Development Architect for the Autonomous Operations Platform (AIOps)
Role details
Job location
Tech stack
Job description
We want to transform cloud infrastructure operations through AI at SAP. You'll contribute to autonomous operations capabilities within the Apeiro Reference Architecture (ApeiroRA), part of the EU's IPCEI-CIS initiative to strengthen Europe's digital sovereignty. Our mission: eliminate manual incident response as much as possible and enable predictive detection across distributed cloud environments.
Working within the Apeiro ecosystem and the Linux Foundation's NeoNephos community, you'll collaborate daily across various teams. We share knowledge freely, review each other's code with kindness, and celebrate wins as a team. You will grow and so will we, because you're here.
The Role: In your role as a Development Architect, you'll conceptualize and detail out our idea of an autonomous operations platform. You'll plan and design distributed systems that enable AI-driven incident management, define integrations with AI/ML services, and develop Kubernetes-native operators that autonomously remediate infrastructure issues based on AI insights.
Your technical leadership will influence design and implementation approaches of the autonomous operations platform within the Apeiro Reference Architecture. You'll tackle challenges like telemetry correlation across logs/metrics/traces, automated root cause analysis, and knowledge graph systems that power runbook automation.
You'll design production systems that effectively utilize AI/ML services while ensuring core functionality remains intact during infrastructure failures and network partitions. This work will power autonomous operations across SAP's global cloud infrastructure, directly supporting the mission to maximize automated resolution rates and minimize manual effort at enterprise scale.

» TASK DIRECTIONS
Reproduce the job posting, beginning at the words "Working within the" and stopping after "on AI insights.", with "Kubernetes-native operators" renamed to "cloud-native controllers". None of the material is needed here.

» RECORDED INFORMATION
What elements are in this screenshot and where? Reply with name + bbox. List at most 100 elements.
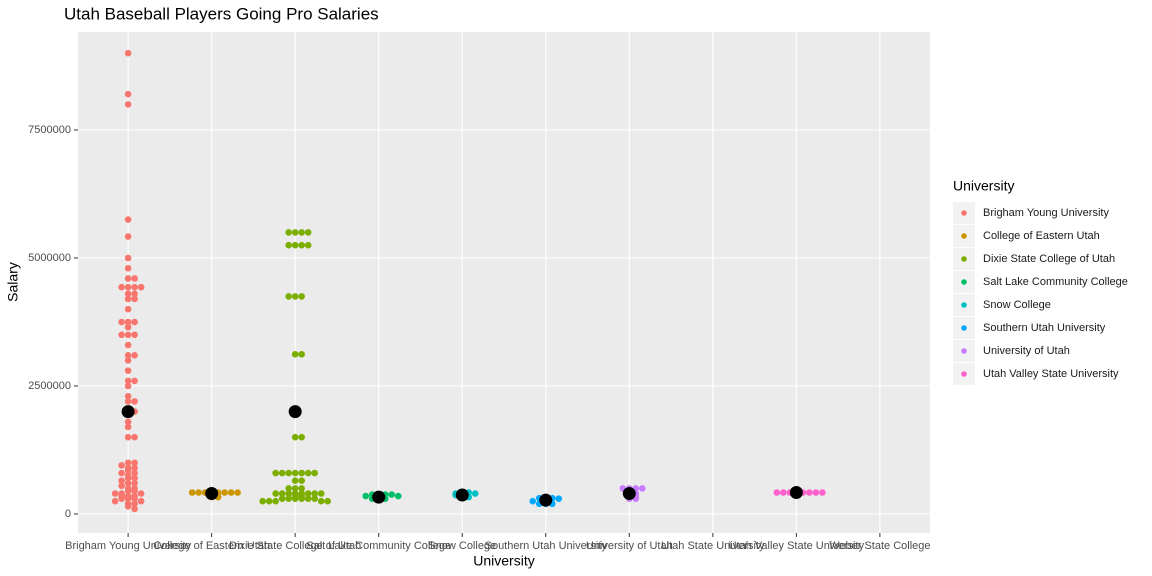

» RESULT
Working within the Apeiro ecosystem and the Linux Foundation's NeoNephos community, you'll collaborate daily across various teams. We share knowledge freely, review each other's code with kindness, and celebrate wins as a team. You will grow and so will we, because you're here.
The Role: In your role as a Development Architect, you'll conceptualize and detail out our idea of an autonomous operations platform. You'll plan and design distributed systems that enable AI-driven incident management, define integrations with AI/ML services, and develop cloud-native controllers that autonomously remediate infrastructure issues based on AI insights.